Supplied information:

'''

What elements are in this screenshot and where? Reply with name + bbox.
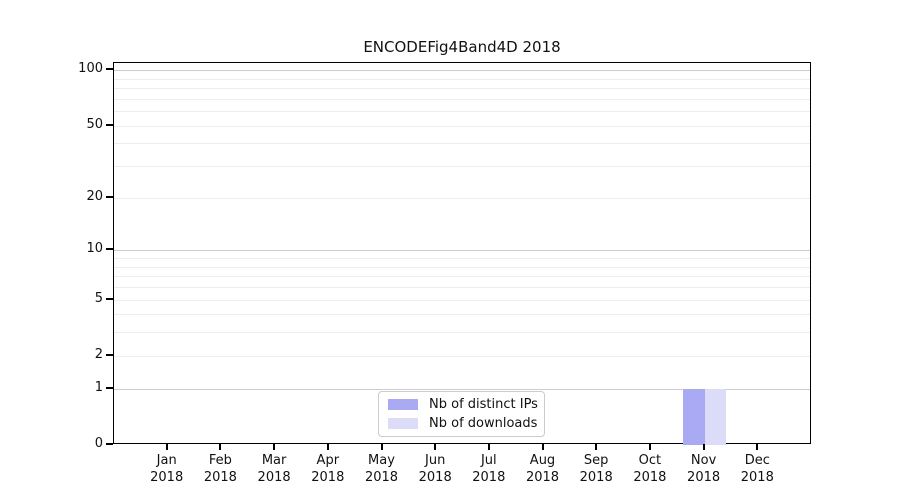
y-tick-mark (106, 248, 113, 251)
chart-title: ENCODEFig4Band4D 2018 (363, 38, 561, 56)
x-tick-label: Dec 2018 (740, 453, 774, 485)
minor-gridline (114, 266, 810, 268)
minor-gridline (114, 111, 810, 113)
legend-entry-distinct-ips: Nb of distinct IPs (388, 397, 544, 412)
y-tick-mark (106, 386, 113, 389)
x-tick-label: Apr 2018 (311, 453, 345, 485)
y-tick-mark (106, 123, 113, 126)
minor-gridline (114, 98, 810, 100)
y-tick-mark (106, 68, 113, 71)
x-tick-mark (380, 444, 383, 450)
minor-gridline (114, 314, 810, 316)
x-tick-mark (541, 444, 544, 450)
x-tick-label: Feb 2018 (203, 453, 237, 485)
y-tick-label: 20 (86, 188, 103, 204)
minor-gridline (114, 258, 810, 259)
bar-downloads (704, 388, 727, 445)
x-tick-label: Sep 2018 (579, 453, 613, 485)
major-gridline (114, 388, 810, 390)
legend-entry-downloads: Nb of downloads (388, 416, 544, 431)
y-tick-mark (106, 443, 113, 445)
legend-label-downloads: Nb of downloads (429, 416, 538, 431)
x-tick-label: Mar 2018 (257, 453, 291, 485)
y-tick-label: 2 (94, 346, 103, 362)
minor-gridline (114, 88, 810, 90)
major-gridline (114, 250, 810, 252)
minor-gridline (114, 78, 810, 80)
legend-label-distinct-ips: Nb of distinct IPs (429, 397, 538, 412)
x-tick-mark (756, 444, 759, 450)
minor-gridline (114, 197, 810, 199)
minor-gridline (114, 355, 810, 357)
plot-area (113, 62, 811, 445)
y-tick-label: 1 (94, 379, 103, 395)
y-tick-mark (106, 195, 113, 198)
x-tick-mark (487, 444, 490, 450)
y-tick-mark (106, 297, 113, 300)
minor-gridline (114, 287, 810, 288)
x-tick-label: Nov 2018 (687, 453, 721, 485)
major-gridline (114, 70, 810, 72)
x-tick-label: Aug 2018 (525, 453, 560, 485)
x-tick-mark (595, 444, 598, 450)
minor-gridline (114, 299, 810, 301)
x-tick-label: May 2018 (364, 453, 399, 485)
minor-gridline (114, 166, 810, 168)
y-tick-label: 10 (86, 241, 103, 257)
y-tick-label: 5 (94, 290, 103, 306)
minor-gridline (114, 332, 810, 334)
y-tick-label: 100 (78, 61, 103, 77)
minor-gridline (114, 125, 810, 127)
x-tick-mark (219, 444, 222, 450)
x-tick-label: Jan 2018 (150, 453, 184, 485)
legend-swatch-downloads (388, 418, 418, 429)
x-tick-mark (702, 444, 705, 450)
x-tick-mark (648, 444, 651, 450)
x-tick-mark (273, 444, 276, 450)
x-tick-mark (165, 444, 168, 450)
legend: Nb of distinct IPs Nb of downloads (378, 391, 545, 437)
x-tick-mark (326, 444, 329, 450)
x-tick-label: Jun 2018 (418, 453, 452, 485)
y-tick-label: 50 (86, 116, 103, 132)
x-tick-mark (434, 444, 437, 450)
y-tick-mark (106, 353, 113, 356)
bar-distinct-ips (683, 388, 705, 445)
x-tick-label: Oct 2018 (633, 453, 667, 485)
y-tick-label: 0 (94, 436, 103, 451)
x-tick-label: Jul 2018 (472, 453, 506, 485)
minor-gridline (114, 276, 810, 278)
minor-gridline (114, 143, 810, 145)
legend-swatch-distinct-ips (388, 399, 418, 410)
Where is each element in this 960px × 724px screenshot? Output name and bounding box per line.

'''

Task brief: Turn the part of the entries that starts with the line containing "y-tick-mark (106, 248, 113, 251)" and ends with the line containing "minor-gridline (114, 197, 810, 199)" into a Markdown table with two columns, Row and Line. Number each line in Row and leave out any blank lines.

Final answer:
| Row | Line |
|---|---|
| 1 | y-tick-mark (106, 248, 113, 251) |
| 2 | chart-title: ENCODEFig4Band4D 2018 (363, 38, 561, 56) |
| 3 | x-tick-label: Dec 2018 (740, 453, 774, 485) |
| 4 | minor-gridline (114, 266, 810, 268) |
| 5 | minor-gridline (114, 111, 810, 113) |
| 6 | legend-entry-distinct-ips: Nb of distinct IPs (388, 397, 544, 412) |
| 7 | y-tick-mark (106, 386, 113, 389) |
| 8 | x-tick-label: Apr 2018 (311, 453, 345, 485) |
| 9 | y-tick-mark (106, 123, 113, 126) |
| 10 | minor-gridline (114, 98, 810, 100) |
| 11 | y-tick-mark (106, 68, 113, 71) |
| 12 | x-tick-mark (380, 444, 383, 450) |
| 13 | minor-gridline (114, 314, 810, 316) |
| 14 | x-tick-mark (541, 444, 544, 450) |
| 15 | x-tick-label: Feb 2018 (203, 453, 237, 485) |
| 16 | y-tick-label: 20 (86, 188, 103, 204) |
| 17 | minor-gridline (114, 258, 810, 259) |
| 18 | bar-downloads (704, 388, 727, 445) |
| 19 | x-tick-label: Sep 2018 (579, 453, 613, 485) |
| 20 | major-gridline (114, 388, 810, 390) |
| 21 | legend-entry-downloads: Nb of downloads (388, 416, 544, 431) |
| 22 | y-tick-mark (106, 443, 113, 445) |
| 23 | legend-label-downloads: Nb of downloads (429, 416, 538, 431) |
| 24 | x-tick-label: Mar 2018 (257, 453, 291, 485) |
| 25 | y-tick-label: 2 (94, 346, 103, 362) |
| 26 | minor-gridline (114, 88, 810, 90) |
| 27 | major-gridline (114, 250, 810, 252) |
| 28 | minor-gridline (114, 78, 810, 80) |
| 29 | legend-label-distinct-ips: Nb of distinct IPs (429, 397, 538, 412) |
| 30 | x-tick-mark (756, 444, 759, 450) |
| 31 | minor-gridline (114, 197, 810, 199) |